* [TASK DETAILS]
Wherever a line in the records below contains "value", copy that line.

[[ INFORMATION SHOWN open ]]

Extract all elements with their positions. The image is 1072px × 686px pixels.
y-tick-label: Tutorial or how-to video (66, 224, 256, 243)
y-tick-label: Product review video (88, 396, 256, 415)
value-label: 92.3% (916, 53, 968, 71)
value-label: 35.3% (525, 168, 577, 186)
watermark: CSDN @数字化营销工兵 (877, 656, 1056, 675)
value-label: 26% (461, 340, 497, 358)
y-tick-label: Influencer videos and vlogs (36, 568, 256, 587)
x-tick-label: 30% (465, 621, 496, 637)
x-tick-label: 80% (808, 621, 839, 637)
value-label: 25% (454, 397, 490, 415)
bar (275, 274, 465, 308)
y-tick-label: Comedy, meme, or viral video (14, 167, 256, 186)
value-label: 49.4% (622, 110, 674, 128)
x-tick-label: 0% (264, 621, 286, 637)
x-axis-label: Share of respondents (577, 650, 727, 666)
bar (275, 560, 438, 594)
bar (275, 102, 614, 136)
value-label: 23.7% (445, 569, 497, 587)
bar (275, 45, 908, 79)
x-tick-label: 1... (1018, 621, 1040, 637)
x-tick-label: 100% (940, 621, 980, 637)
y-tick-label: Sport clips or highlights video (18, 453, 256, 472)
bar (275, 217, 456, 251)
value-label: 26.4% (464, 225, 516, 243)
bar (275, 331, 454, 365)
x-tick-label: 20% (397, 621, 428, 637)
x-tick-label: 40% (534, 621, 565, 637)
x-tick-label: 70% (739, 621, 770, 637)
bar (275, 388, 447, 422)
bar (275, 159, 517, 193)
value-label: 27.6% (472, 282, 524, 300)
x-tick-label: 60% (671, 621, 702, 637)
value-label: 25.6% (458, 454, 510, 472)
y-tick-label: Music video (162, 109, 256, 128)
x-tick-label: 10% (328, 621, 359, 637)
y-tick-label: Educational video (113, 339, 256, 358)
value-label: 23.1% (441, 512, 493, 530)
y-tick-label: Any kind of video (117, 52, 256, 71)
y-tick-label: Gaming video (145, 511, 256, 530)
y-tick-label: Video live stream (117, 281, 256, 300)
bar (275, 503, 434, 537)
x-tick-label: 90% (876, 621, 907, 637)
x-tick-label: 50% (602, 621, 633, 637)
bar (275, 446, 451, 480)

[[ INFORMATION SHOWN closed ]]

* [TASK RESULT]
value-label: 92.3% (916, 53, 968, 71)
value-label: 35.3% (525, 168, 577, 186)
value-label: 26% (461, 340, 497, 358)
value-label: 25% (454, 397, 490, 415)
value-label: 49.4% (622, 110, 674, 128)
value-label: 23.7% (445, 569, 497, 587)
value-label: 26.4% (464, 225, 516, 243)
value-label: 27.6% (472, 282, 524, 300)
value-label: 25.6% (458, 454, 510, 472)
value-label: 23.1% (441, 512, 493, 530)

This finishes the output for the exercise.